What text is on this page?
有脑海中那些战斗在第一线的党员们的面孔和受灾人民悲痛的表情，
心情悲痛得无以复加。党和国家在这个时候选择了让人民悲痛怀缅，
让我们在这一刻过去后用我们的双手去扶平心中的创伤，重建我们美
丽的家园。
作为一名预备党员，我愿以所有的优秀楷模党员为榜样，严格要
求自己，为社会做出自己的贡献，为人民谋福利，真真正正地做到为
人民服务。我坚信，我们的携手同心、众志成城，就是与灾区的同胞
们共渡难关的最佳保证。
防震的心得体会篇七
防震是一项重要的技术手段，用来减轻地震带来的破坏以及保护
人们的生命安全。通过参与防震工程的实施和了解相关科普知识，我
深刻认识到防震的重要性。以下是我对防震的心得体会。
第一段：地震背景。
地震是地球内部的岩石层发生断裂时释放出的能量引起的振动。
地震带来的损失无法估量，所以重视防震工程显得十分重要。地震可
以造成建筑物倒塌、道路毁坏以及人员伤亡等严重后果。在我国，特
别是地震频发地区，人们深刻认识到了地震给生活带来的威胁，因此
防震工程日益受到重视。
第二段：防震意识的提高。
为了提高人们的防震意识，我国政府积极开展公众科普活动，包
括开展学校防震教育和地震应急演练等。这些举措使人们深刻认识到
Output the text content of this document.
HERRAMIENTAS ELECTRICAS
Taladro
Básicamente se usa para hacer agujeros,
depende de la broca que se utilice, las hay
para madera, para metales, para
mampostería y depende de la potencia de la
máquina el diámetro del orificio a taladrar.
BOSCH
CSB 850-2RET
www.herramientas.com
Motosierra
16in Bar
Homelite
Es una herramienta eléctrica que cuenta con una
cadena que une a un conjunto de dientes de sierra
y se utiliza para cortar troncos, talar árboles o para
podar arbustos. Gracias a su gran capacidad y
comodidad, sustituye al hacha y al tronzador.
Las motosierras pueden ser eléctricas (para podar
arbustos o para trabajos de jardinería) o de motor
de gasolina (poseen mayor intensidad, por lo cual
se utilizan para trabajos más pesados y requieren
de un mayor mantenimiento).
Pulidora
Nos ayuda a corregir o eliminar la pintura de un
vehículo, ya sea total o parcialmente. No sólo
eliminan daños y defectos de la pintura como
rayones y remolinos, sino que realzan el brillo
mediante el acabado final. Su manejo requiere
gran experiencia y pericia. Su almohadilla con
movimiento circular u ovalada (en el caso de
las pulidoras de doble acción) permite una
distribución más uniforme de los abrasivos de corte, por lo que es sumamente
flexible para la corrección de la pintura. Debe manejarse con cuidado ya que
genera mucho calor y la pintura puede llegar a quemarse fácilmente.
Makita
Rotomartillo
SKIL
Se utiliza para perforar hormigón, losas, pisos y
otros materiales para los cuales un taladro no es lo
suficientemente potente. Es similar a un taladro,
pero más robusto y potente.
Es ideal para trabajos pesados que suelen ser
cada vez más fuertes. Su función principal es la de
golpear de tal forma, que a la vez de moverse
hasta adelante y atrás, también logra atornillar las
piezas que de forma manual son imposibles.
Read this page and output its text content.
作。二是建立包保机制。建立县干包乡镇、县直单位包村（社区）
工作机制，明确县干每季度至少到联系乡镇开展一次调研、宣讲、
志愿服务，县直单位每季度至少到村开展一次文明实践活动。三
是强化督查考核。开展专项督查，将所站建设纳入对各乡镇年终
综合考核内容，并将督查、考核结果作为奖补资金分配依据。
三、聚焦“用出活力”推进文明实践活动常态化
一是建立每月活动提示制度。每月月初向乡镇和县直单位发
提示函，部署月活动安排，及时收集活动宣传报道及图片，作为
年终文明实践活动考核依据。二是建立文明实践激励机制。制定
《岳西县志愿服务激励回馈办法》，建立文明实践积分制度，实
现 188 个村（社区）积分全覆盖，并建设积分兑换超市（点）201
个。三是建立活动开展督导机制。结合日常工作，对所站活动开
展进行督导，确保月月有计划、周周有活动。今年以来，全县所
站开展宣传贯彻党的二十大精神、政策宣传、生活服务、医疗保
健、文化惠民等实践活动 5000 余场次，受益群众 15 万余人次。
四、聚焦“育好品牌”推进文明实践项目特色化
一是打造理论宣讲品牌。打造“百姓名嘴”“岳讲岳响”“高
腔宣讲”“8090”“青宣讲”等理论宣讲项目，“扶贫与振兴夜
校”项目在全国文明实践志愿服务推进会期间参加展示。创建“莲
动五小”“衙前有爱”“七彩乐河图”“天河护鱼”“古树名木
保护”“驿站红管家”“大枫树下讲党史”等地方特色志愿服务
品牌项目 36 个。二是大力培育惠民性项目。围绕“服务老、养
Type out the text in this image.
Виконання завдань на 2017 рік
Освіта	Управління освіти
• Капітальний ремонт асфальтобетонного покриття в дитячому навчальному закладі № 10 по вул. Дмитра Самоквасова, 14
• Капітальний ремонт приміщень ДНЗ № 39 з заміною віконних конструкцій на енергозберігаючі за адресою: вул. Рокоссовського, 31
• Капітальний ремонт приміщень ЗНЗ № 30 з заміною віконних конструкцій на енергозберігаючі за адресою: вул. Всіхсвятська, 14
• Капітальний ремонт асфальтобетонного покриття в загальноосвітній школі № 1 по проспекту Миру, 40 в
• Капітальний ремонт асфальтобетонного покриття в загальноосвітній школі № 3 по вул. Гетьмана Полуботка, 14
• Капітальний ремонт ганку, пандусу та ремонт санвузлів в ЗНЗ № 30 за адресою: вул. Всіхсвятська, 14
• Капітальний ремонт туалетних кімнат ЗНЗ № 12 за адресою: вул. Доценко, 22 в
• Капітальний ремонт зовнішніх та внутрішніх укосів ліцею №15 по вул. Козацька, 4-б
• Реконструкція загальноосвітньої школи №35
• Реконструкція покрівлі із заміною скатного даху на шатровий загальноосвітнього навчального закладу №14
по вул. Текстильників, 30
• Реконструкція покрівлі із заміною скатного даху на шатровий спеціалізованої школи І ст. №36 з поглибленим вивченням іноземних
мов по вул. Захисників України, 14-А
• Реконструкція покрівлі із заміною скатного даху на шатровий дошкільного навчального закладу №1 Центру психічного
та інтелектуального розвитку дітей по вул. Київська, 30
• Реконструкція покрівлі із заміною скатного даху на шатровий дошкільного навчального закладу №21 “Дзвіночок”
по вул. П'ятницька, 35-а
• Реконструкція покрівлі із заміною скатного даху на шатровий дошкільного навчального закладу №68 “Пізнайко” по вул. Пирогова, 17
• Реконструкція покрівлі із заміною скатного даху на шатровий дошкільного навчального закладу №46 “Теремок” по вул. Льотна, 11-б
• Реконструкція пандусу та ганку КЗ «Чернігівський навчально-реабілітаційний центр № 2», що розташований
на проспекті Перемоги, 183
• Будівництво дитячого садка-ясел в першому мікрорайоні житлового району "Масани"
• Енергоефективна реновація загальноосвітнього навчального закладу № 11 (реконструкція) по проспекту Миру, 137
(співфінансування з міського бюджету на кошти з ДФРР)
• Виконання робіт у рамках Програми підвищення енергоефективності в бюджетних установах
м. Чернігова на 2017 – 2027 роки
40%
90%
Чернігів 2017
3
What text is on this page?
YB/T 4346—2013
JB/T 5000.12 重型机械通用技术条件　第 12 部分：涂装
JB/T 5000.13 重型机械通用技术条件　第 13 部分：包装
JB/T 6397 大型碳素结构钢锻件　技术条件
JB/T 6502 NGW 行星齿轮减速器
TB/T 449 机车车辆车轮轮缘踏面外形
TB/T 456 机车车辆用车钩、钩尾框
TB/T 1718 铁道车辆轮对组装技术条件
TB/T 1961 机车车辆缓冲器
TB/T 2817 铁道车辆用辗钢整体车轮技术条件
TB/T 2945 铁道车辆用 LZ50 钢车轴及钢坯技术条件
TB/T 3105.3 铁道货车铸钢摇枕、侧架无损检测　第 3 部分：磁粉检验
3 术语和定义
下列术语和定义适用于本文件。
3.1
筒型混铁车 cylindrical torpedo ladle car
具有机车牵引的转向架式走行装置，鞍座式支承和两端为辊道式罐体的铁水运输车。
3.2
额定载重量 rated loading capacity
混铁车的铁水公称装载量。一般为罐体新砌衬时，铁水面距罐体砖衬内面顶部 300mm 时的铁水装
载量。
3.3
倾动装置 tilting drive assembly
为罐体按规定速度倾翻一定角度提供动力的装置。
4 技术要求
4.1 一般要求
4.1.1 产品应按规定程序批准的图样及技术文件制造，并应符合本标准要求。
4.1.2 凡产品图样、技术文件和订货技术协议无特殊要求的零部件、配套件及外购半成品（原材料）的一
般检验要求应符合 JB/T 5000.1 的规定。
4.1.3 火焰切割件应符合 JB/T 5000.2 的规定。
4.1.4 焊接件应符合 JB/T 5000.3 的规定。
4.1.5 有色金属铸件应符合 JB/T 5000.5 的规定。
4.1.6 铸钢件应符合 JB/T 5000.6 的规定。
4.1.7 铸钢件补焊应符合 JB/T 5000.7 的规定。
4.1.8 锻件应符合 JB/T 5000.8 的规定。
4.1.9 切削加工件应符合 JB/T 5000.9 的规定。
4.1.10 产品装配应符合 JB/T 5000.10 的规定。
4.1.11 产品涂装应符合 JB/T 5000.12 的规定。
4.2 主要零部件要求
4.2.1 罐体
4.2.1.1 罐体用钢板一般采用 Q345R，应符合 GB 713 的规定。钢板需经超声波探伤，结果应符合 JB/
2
========================================================================
▶ **STATED GOAL**:
From the records above, pick out and copy each line holding the word "arbustos".

▶ **TASK RESULT**:
podar arbustos. Gracias a su gran capacidad y
arbustos o para trabajos de jardinería) o de motor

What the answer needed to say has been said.